Start DATA IN THIS EXERCISE
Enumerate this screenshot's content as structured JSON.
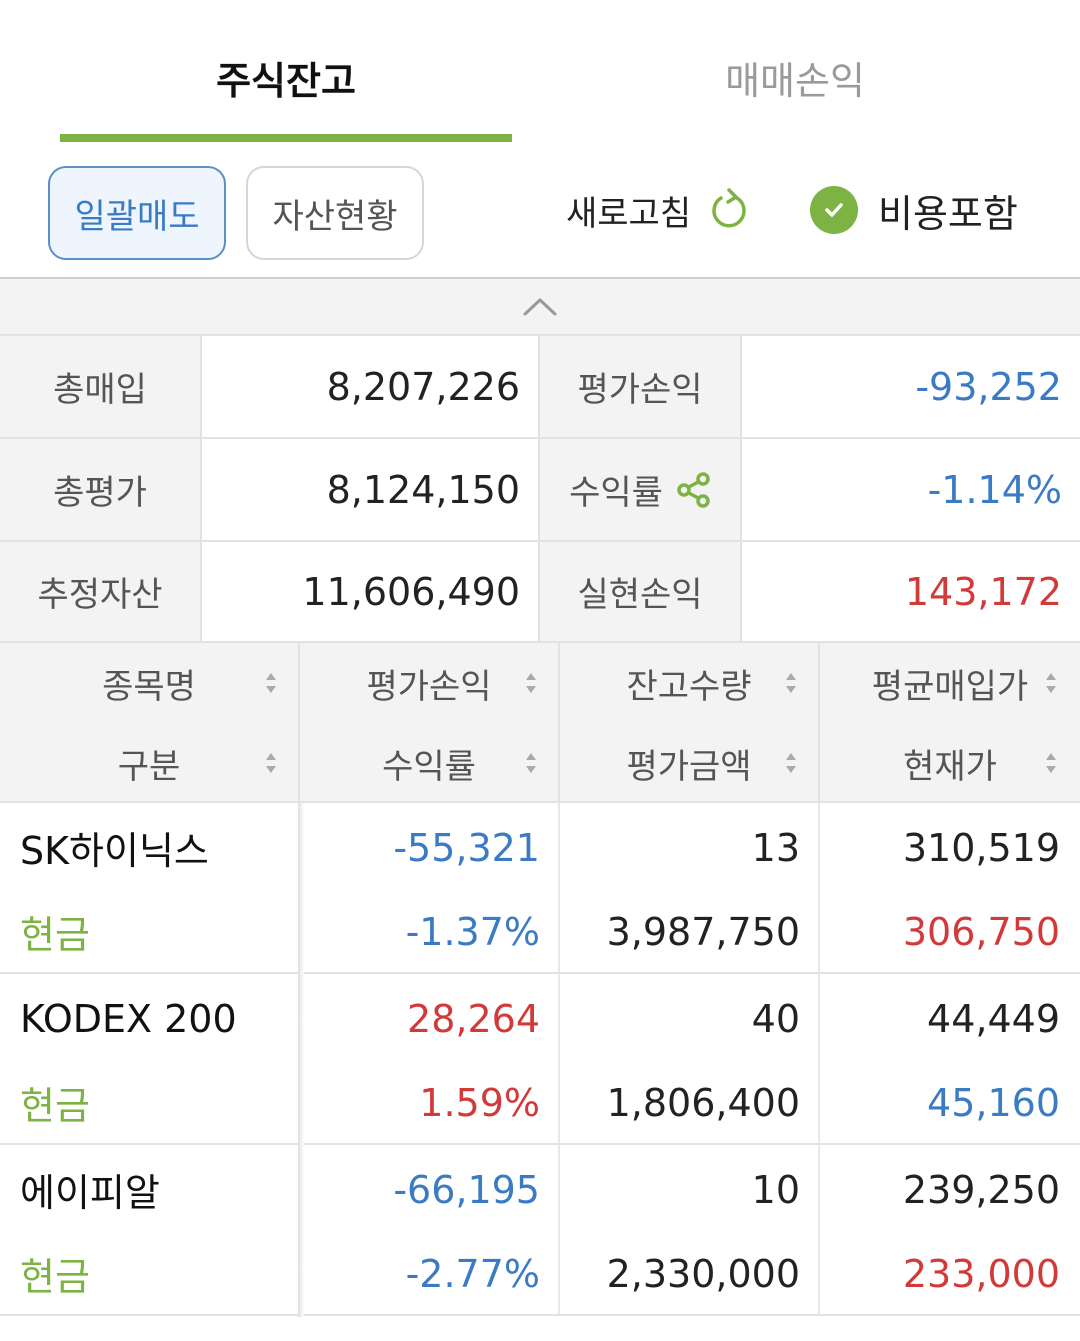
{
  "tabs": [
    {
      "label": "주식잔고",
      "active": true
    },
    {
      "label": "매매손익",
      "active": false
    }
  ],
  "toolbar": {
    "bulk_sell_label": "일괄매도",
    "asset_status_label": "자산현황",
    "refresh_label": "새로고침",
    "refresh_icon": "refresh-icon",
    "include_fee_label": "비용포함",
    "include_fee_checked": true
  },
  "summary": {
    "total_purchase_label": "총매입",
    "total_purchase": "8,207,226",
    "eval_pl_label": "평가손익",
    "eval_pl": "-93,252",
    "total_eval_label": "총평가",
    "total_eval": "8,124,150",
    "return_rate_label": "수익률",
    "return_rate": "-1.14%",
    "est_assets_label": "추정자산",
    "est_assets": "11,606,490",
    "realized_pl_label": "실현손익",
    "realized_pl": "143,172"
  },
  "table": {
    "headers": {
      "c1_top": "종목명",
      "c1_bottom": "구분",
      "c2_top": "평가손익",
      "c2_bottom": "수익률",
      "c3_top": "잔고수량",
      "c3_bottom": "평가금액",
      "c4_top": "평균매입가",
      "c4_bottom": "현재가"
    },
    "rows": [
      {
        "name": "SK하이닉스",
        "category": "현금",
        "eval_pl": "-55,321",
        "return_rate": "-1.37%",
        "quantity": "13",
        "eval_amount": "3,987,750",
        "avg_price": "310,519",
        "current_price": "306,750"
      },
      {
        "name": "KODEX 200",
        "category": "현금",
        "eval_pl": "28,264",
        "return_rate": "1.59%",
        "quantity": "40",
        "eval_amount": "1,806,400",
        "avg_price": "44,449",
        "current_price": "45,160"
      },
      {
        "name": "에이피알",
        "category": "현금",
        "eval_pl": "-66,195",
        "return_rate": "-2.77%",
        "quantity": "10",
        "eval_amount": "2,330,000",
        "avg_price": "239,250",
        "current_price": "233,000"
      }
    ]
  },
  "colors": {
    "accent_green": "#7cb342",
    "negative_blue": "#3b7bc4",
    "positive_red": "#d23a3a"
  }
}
End DATA IN THIS EXERCISE
Start DATA IN THIS EXERCISE
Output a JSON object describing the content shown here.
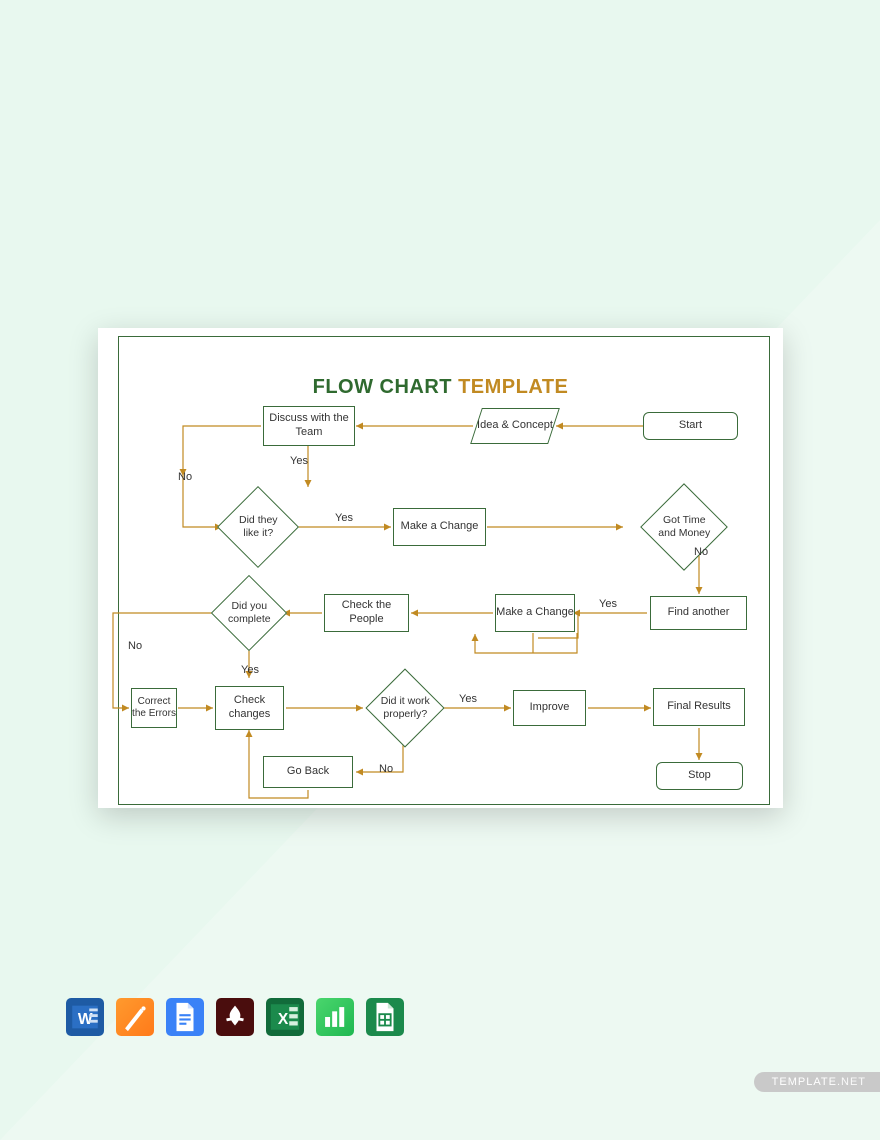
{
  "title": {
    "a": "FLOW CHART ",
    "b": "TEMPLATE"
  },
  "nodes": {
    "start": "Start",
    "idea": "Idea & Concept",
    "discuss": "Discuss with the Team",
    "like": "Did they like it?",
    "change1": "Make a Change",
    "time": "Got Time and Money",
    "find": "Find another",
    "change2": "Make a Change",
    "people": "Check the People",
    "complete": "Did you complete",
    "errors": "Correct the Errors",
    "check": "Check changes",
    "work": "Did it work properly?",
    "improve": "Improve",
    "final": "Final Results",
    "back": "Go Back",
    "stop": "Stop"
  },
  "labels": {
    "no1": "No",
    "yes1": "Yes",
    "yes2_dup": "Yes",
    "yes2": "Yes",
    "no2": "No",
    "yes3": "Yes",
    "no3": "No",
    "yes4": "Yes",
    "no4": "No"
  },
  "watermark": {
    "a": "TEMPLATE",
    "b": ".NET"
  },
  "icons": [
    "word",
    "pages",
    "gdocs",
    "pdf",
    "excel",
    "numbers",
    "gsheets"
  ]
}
End DATA IN THIS EXERCISE
__EXERCISE OBJECTIVE__: Show every line of the records above that contains the word "quantity".

__PROBLEM SOLUTION__:
        "quantity": "13",
        "quantity": "40",
        "quantity": "10",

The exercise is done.